*Task objective*: Please copy all the lines that follow, word for word.
-- Begin Listing --
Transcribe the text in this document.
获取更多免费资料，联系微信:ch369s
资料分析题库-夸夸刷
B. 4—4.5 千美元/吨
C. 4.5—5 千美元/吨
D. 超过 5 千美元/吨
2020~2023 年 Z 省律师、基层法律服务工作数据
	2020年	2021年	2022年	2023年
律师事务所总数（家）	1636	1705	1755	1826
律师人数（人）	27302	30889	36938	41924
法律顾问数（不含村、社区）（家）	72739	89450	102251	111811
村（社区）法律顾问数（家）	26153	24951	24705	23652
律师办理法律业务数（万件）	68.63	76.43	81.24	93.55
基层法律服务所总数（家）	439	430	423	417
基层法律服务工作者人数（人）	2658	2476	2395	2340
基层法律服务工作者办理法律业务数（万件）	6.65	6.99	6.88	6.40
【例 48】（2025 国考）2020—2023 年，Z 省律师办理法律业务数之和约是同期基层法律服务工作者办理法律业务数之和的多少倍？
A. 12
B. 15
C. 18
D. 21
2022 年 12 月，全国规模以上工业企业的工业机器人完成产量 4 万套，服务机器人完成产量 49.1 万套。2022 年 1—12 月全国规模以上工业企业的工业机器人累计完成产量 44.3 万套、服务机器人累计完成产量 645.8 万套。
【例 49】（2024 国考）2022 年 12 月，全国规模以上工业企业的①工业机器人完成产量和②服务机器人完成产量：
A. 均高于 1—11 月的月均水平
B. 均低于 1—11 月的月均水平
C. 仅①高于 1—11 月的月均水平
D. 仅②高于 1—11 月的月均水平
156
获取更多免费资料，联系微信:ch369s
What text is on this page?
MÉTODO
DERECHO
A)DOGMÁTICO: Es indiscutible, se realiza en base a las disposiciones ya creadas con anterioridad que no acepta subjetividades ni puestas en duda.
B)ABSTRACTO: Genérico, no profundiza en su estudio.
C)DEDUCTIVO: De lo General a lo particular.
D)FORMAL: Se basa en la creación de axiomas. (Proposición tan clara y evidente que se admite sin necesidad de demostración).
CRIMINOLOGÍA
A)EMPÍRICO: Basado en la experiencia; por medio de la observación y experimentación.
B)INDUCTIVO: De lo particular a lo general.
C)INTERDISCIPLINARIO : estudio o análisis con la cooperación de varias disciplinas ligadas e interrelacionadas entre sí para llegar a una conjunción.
-- End Listing --
*Exercise response*:
Transcribe the text in this document.
获取更多免费资料，联系微信:ch369s
资料分析题库-夸夸刷
B. 4—4.5 千美元/吨
C. 4.5—5 千美元/吨
D. 超过 5 千美元/吨
2020~2023 年 Z 省律师、基层法律服务工作数据
	2020年	2021年	2022年	2023年
律师事务所总数（家）	1636	1705	1755	1826
律师人数（人）	27302	30889	36938	41924
法律顾问数（不含村、社区）（家）	72739	89450	102251	111811
村（社区）法律顾问数（家）	26153	24951	24705	23652
律师办理法律业务数（万件）	68.63	76.43	81.24	93.55
基层法律服务所总数（家）	439	430	423	417
基层法律服务工作者人数（人）	2658	2476	2395	2340
基层法律服务工作者办理法律业务数（万件）	6.65	6.99	6.88	6.40
【例 48】（2025 国考）2020—2023 年，Z 省律师办理法律业务数之和约是同期基层法律服务工作者办理法律业务数之和的多少倍？
A. 12
B. 15
C. 18
D. 21
2022 年 12 月，全国规模以上工业企业的工业机器人完成产量 4 万套，服务机器人完成产量 49.1 万套。2022 年 1—12 月全国规模以上工业企业的工业机器人累计完成产量 44.3 万套、服务机器人累计完成产量 645.8 万套。
【例 49】（2024 国考）2022 年 12 月，全国规模以上工业企业的①工业机器人完成产量和②服务机器人完成产量：
A. 均高于 1—11 月的月均水平
B. 均低于 1—11 月的月均水平
C. 仅①高于 1—11 月的月均水平
D. 仅②高于 1—11 月的月均水平
156
获取更多免费资料，联系微信:ch369s
What text is on this page?
MÉTODO
DERECHO
A)DOGMÁTICO: Es indiscutible, se realiza en base a las disposiciones ya creadas con anterioridad que no acepta subjetividades ni puestas en duda.
B)ABSTRACTO: Genérico, no profundiza en su estudio.
C)DEDUCTIVO: De lo General a lo particular.
D)FORMAL: Se basa en la creación de axiomas. (Proposición tan clara y evidente que se admite sin necesidad de demostración).
CRIMINOLOGÍA
A)EMPÍRICO: Basado en la experiencia; por medio de la observación y experimentación.
B)INDUCTIVO: De lo particular a lo general.
C)INTERDISCIPLINARIO : estudio o análisis con la cooperación de varias disciplinas ligadas e interrelacionadas entre sí para llegar a una conjunción.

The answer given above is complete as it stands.